» **Objective**: Exactly as written, quote every line that follows, skipping the images.

* begin Material provided *

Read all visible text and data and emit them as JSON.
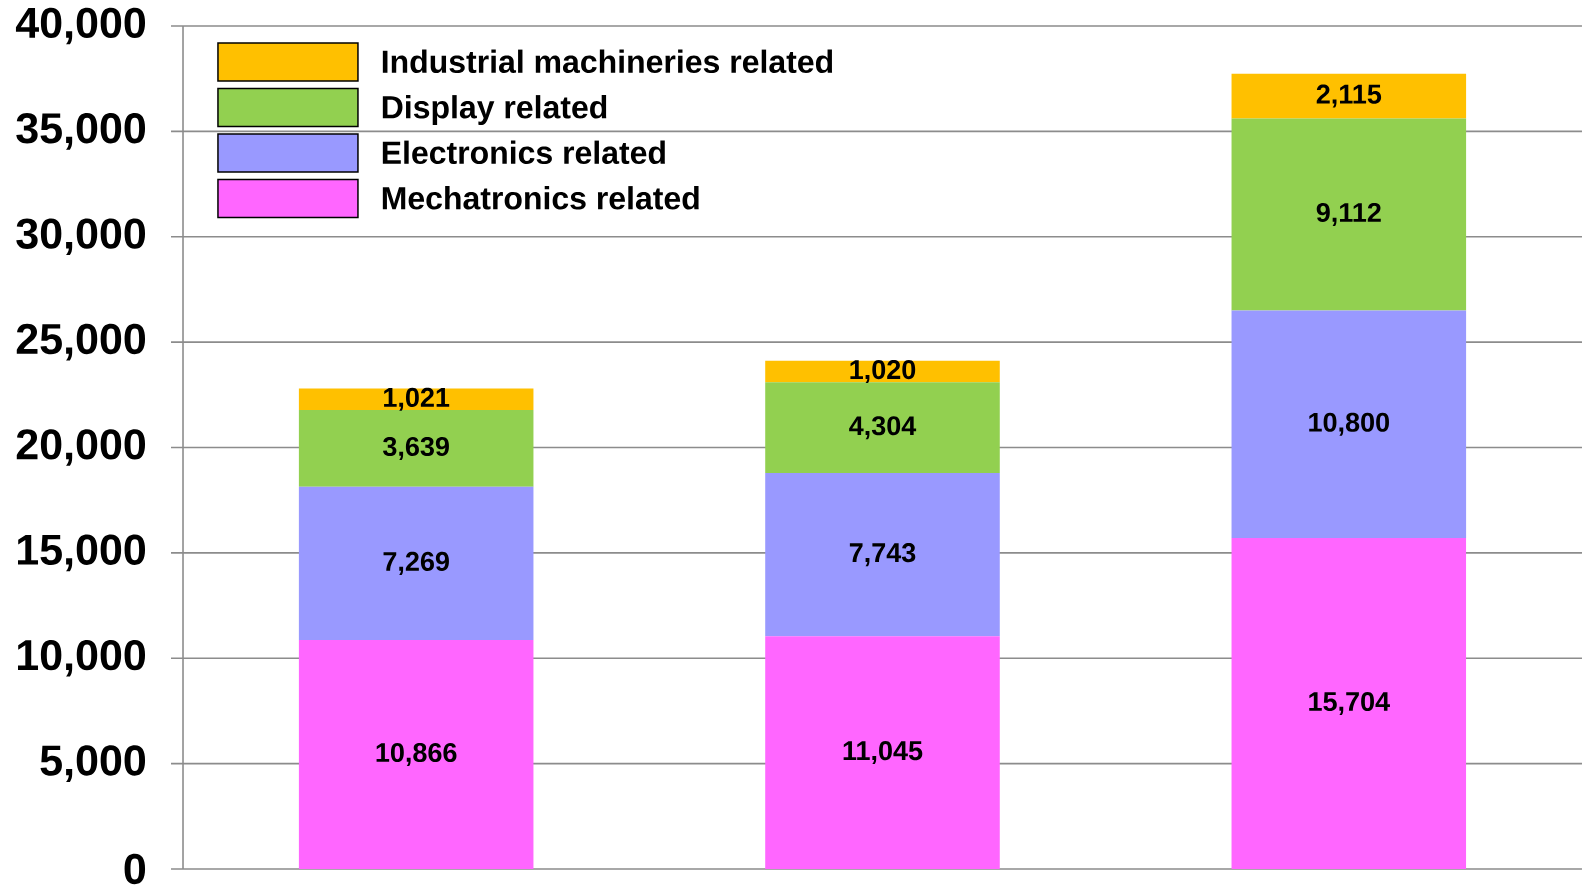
{
  "chart_data": {
    "type": "bar",
    "stacked": true,
    "categories": [
      null,
      null,
      null
    ],
    "series": [
      {
        "name": "Mechatronics related",
        "color": "#ff66ff",
        "values": [
          10866,
          11045,
          15704
        ],
        "value_labels": [
          "10,866",
          "11,045",
          "15,704"
        ]
      },
      {
        "name": "Electronics related",
        "color": "#9999ff",
        "values": [
          7269,
          7743,
          10800
        ],
        "value_labels": [
          "7,269",
          "7,743",
          "10,800"
        ]
      },
      {
        "name": "Display related",
        "color": "#92d050",
        "values": [
          3639,
          4304,
          9112
        ],
        "value_labels": [
          "3,639",
          "4,304",
          "9,112"
        ]
      },
      {
        "name": "Industrial machineries related",
        "color": "#ffc000",
        "values": [
          1021,
          1020,
          2115
        ],
        "value_labels": [
          "1,021",
          "1,020",
          "2,115"
        ]
      }
    ],
    "ylim": [
      0,
      40000
    ],
    "yticks": [
      {
        "value": 0,
        "label": "0"
      },
      {
        "value": 5000,
        "label": "5,000"
      },
      {
        "value": 10000,
        "label": "10,000"
      },
      {
        "value": 15000,
        "label": "15,000"
      },
      {
        "value": 20000,
        "label": "20,000"
      },
      {
        "value": 25000,
        "label": "25,000"
      },
      {
        "value": 30000,
        "label": "30,000"
      },
      {
        "value": 35000,
        "label": "35,000"
      },
      {
        "value": 40000,
        "label": "40,000"
      }
    ],
    "grid": "y",
    "legend": "top left",
    "tick_labels": "y"
  }
}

* end Material provided *

» **Full answer**:
Read all visible text and data and emit them as JSON.
{
  "chart_data": {
    "type": "bar",
    "stacked": true,
    "categories": [
      null,
      null,
      null
    ],
    "series": [
      {
        "name": "Mechatronics related",
        "color": "#ff66ff",
        "values": [
          10866,
          11045,
          15704
        ],
        "value_labels": [
          "10,866",
          "11,045",
          "15,704"
        ]
      },
      {
        "name": "Electronics related",
        "color": "#9999ff",
        "values": [
          7269,
          7743,
          10800
        ],
        "value_labels": [
          "7,269",
          "7,743",
          "10,800"
        ]
      },
      {
        "name": "Display related",
        "color": "#92d050",
        "values": [
          3639,
          4304,
          9112
        ],
        "value_labels": [
          "3,639",
          "4,304",
          "9,112"
        ]
      },
      {
        "name": "Industrial machineries related",
        "color": "#ffc000",
        "values": [
          1021,
          1020,
          2115
        ],
        "value_labels": [
          "1,021",
          "1,020",
          "2,115"
        ]
      }
    ],
    "ylim": [
      0,
      40000
    ],
    "yticks": [
      {
        "value": 0,
        "label": "0"
      },
      {
        "value": 5000,
        "label": "5,000"
      },
      {
        "value": 10000,
        "label": "10,000"
      },
      {
        "value": 15000,
        "label": "15,000"
      },
      {
        "value": 20000,
        "label": "20,000"
      },
      {
        "value": 25000,
        "label": "25,000"
      },
      {
        "value": 30000,
        "label": "30,000"
      },
      {
        "value": 35000,
        "label": "35,000"
      },
      {
        "value": 40000,
        "label": "40,000"
      }
    ],
    "grid": "y",
    "legend": "top left",
    "tick_labels": "y"
  }
}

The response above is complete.